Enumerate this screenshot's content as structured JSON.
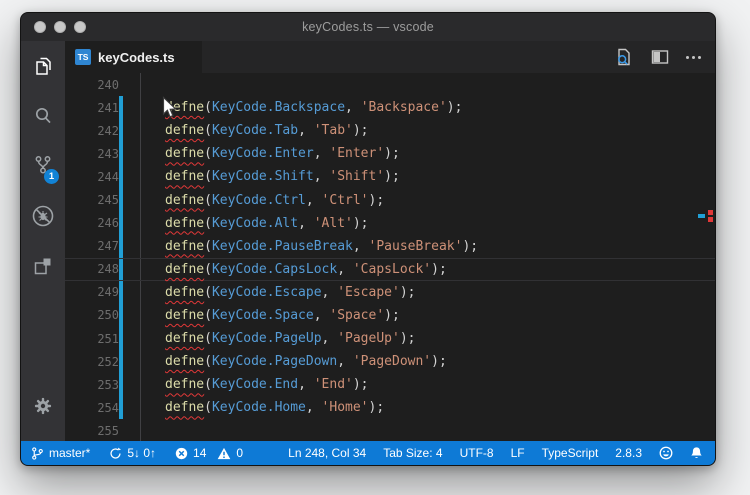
{
  "window": {
    "title": "keyCodes.ts — vscode"
  },
  "tab_bar": {
    "tab_label": "keyCodes.ts",
    "tab_icon_text": "TS"
  },
  "activity_bar": {
    "items": [
      "explorer",
      "search",
      "source-control",
      "debug",
      "extensions"
    ],
    "active_item": "explorer",
    "scm_badge": "1",
    "bottom_items": [
      "settings"
    ]
  },
  "editor": {
    "current_line": 248,
    "lines": [
      {
        "num": 240,
        "mod": false,
        "tokens": []
      },
      {
        "num": 241,
        "mod": true,
        "tokens": [
          [
            "fn-err",
            "defne"
          ],
          [
            "pn",
            "("
          ],
          [
            "id",
            "KeyCode.Backspace"
          ],
          [
            "pn",
            ", "
          ],
          [
            "st",
            "'Backspace'"
          ],
          [
            "pn",
            ");"
          ]
        ]
      },
      {
        "num": 242,
        "mod": true,
        "tokens": [
          [
            "fn-err",
            "defne"
          ],
          [
            "pn",
            "("
          ],
          [
            "id",
            "KeyCode.Tab"
          ],
          [
            "pn",
            ", "
          ],
          [
            "st",
            "'Tab'"
          ],
          [
            "pn",
            ");"
          ]
        ]
      },
      {
        "num": 243,
        "mod": true,
        "tokens": [
          [
            "fn-err",
            "defne"
          ],
          [
            "pn",
            "("
          ],
          [
            "id",
            "KeyCode.Enter"
          ],
          [
            "pn",
            ", "
          ],
          [
            "st",
            "'Enter'"
          ],
          [
            "pn",
            ");"
          ]
        ]
      },
      {
        "num": 244,
        "mod": true,
        "tokens": [
          [
            "fn-err",
            "defne"
          ],
          [
            "pn",
            "("
          ],
          [
            "id",
            "KeyCode.Shift"
          ],
          [
            "pn",
            ", "
          ],
          [
            "st",
            "'Shift'"
          ],
          [
            "pn",
            ");"
          ]
        ]
      },
      {
        "num": 245,
        "mod": true,
        "tokens": [
          [
            "fn-err",
            "defne"
          ],
          [
            "pn",
            "("
          ],
          [
            "id",
            "KeyCode.Ctrl"
          ],
          [
            "pn",
            ", "
          ],
          [
            "st",
            "'Ctrl'"
          ],
          [
            "pn",
            ");"
          ]
        ]
      },
      {
        "num": 246,
        "mod": true,
        "tokens": [
          [
            "fn-err",
            "defne"
          ],
          [
            "pn",
            "("
          ],
          [
            "id",
            "KeyCode.Alt"
          ],
          [
            "pn",
            ", "
          ],
          [
            "st",
            "'Alt'"
          ],
          [
            "pn",
            ");"
          ]
        ]
      },
      {
        "num": 247,
        "mod": true,
        "tokens": [
          [
            "fn-err",
            "defne"
          ],
          [
            "pn",
            "("
          ],
          [
            "id",
            "KeyCode.PauseBreak"
          ],
          [
            "pn",
            ", "
          ],
          [
            "st",
            "'PauseBreak'"
          ],
          [
            "pn",
            ");"
          ]
        ]
      },
      {
        "num": 248,
        "mod": true,
        "tokens": [
          [
            "fn-err",
            "defne"
          ],
          [
            "pn",
            "("
          ],
          [
            "id",
            "KeyCode.CapsLock"
          ],
          [
            "pn",
            ", "
          ],
          [
            "st",
            "'CapsLock'"
          ],
          [
            "pn",
            ");"
          ]
        ]
      },
      {
        "num": 249,
        "mod": true,
        "tokens": [
          [
            "fn-err",
            "defne"
          ],
          [
            "pn",
            "("
          ],
          [
            "id",
            "KeyCode.Escape"
          ],
          [
            "pn",
            ", "
          ],
          [
            "st",
            "'Escape'"
          ],
          [
            "pn",
            ");"
          ]
        ]
      },
      {
        "num": 250,
        "mod": true,
        "tokens": [
          [
            "fn-err",
            "defne"
          ],
          [
            "pn",
            "("
          ],
          [
            "id",
            "KeyCode.Space"
          ],
          [
            "pn",
            ", "
          ],
          [
            "st",
            "'Space'"
          ],
          [
            "pn",
            ");"
          ]
        ]
      },
      {
        "num": 251,
        "mod": true,
        "tokens": [
          [
            "fn-err",
            "defne"
          ],
          [
            "pn",
            "("
          ],
          [
            "id",
            "KeyCode.PageUp"
          ],
          [
            "pn",
            ", "
          ],
          [
            "st",
            "'PageUp'"
          ],
          [
            "pn",
            ");"
          ]
        ]
      },
      {
        "num": 252,
        "mod": true,
        "tokens": [
          [
            "fn-err",
            "defne"
          ],
          [
            "pn",
            "("
          ],
          [
            "id",
            "KeyCode.PageDown"
          ],
          [
            "pn",
            ", "
          ],
          [
            "st",
            "'PageDown'"
          ],
          [
            "pn",
            ");"
          ]
        ]
      },
      {
        "num": 253,
        "mod": true,
        "tokens": [
          [
            "fn-err",
            "defne"
          ],
          [
            "pn",
            "("
          ],
          [
            "id",
            "KeyCode.End"
          ],
          [
            "pn",
            ", "
          ],
          [
            "st",
            "'End'"
          ],
          [
            "pn",
            ");"
          ]
        ]
      },
      {
        "num": 254,
        "mod": true,
        "tokens": [
          [
            "fn-err",
            "defne"
          ],
          [
            "pn",
            "("
          ],
          [
            "id",
            "KeyCode.Home"
          ],
          [
            "pn",
            ", "
          ],
          [
            "st",
            "'Home'"
          ],
          [
            "pn",
            ");"
          ]
        ]
      },
      {
        "num": 255,
        "mod": false,
        "tokens": []
      }
    ]
  },
  "status_bar": {
    "branch": "master*",
    "sync": "5↓ 0↑",
    "errors": "14",
    "warnings": "0",
    "position": "Ln 248, Col 34",
    "tab_size": "Tab Size: 4",
    "encoding": "UTF-8",
    "eol": "LF",
    "language": "TypeScript",
    "version": "2.8.3"
  },
  "colors": {
    "status_bar": "#0e7ad6",
    "badge": "#1283d6",
    "modified_gutter": "#219fd5",
    "error_red": "#e13838",
    "function_yellow": "#dcdcaa",
    "identifier_blue": "#569cd6",
    "string_orange": "#ce9178"
  }
}
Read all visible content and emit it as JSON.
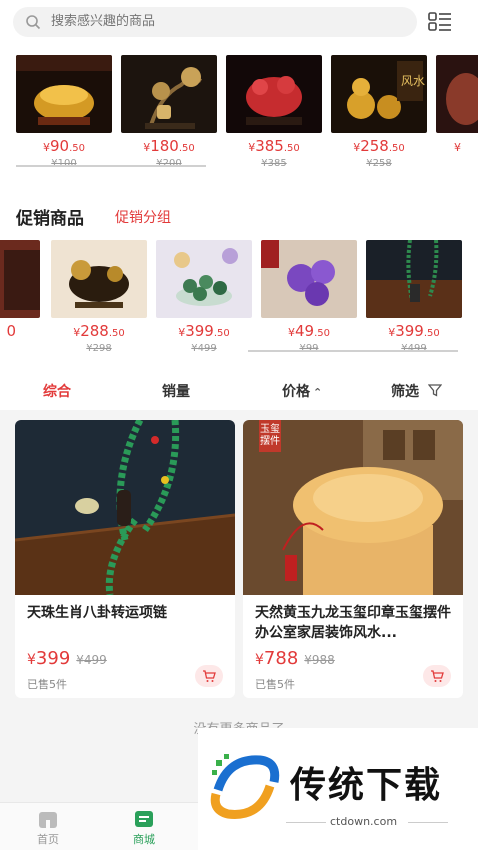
{
  "search": {
    "placeholder": "搜索感兴趣的商品"
  },
  "top_products": [
    {
      "price": "90",
      "cents": ".50",
      "old_price": "¥100",
      "color": "#c9921e"
    },
    {
      "price": "180",
      "cents": ".50",
      "old_price": "¥200",
      "color": "#6b4b2e"
    },
    {
      "price": "385",
      "cents": ".50",
      "old_price": "¥385",
      "color": "#b3262a"
    },
    {
      "price": "258",
      "cents": ".50",
      "old_price": "¥258",
      "color": "#c58a1c"
    }
  ],
  "promo": {
    "title": "促销商品",
    "link": "促销分组"
  },
  "promo_products": [
    {
      "price": "288",
      "cents": ".50",
      "old_price": "¥298",
      "color": "#3b2b18"
    },
    {
      "price": "399",
      "cents": ".50",
      "old_price": "¥499",
      "color": "#5a8a64"
    },
    {
      "price": "49",
      "cents": ".50",
      "old_price": "¥99",
      "color": "#7b4bc2"
    },
    {
      "price": "399",
      "cents": ".50",
      "old_price": "¥499",
      "color": "#2e6b3e"
    }
  ],
  "sort": {
    "comprehensive": "综合",
    "sales": "销量",
    "price": "价格",
    "filter": "筛选"
  },
  "cards": [
    {
      "title": "天珠生肖八卦转运项链",
      "price": "399",
      "old_price": "¥499",
      "sold": "已售5件"
    },
    {
      "title": "天然黄玉九龙玉玺印章玉玺摆件办公室家居装饰风水...",
      "price": "788",
      "old_price": "¥988",
      "sold": "已售5件",
      "badge": "玉玺摆件"
    }
  ],
  "yen": "¥",
  "no_more": "没有更多商品了",
  "tabs": {
    "home": "首页",
    "mall": "商城"
  },
  "watermark": {
    "title": "传统下载",
    "site": "ctdown.com"
  },
  "colors": {
    "accent": "#e23a3a",
    "active_tab": "#2aa05a"
  }
}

^^^^^^^^

Stated task = Gather each line from the listing above that holds "title".

Reply =
    "title": "keyCodes.ts — vscode"
    "title": "促销商品",
      "title": "天珠生肖八卦转运项链",
      "title": "天然黄玉九龙玉玺印章玉玺摆件办公室家居装饰风水...",
    "title": "传统下载",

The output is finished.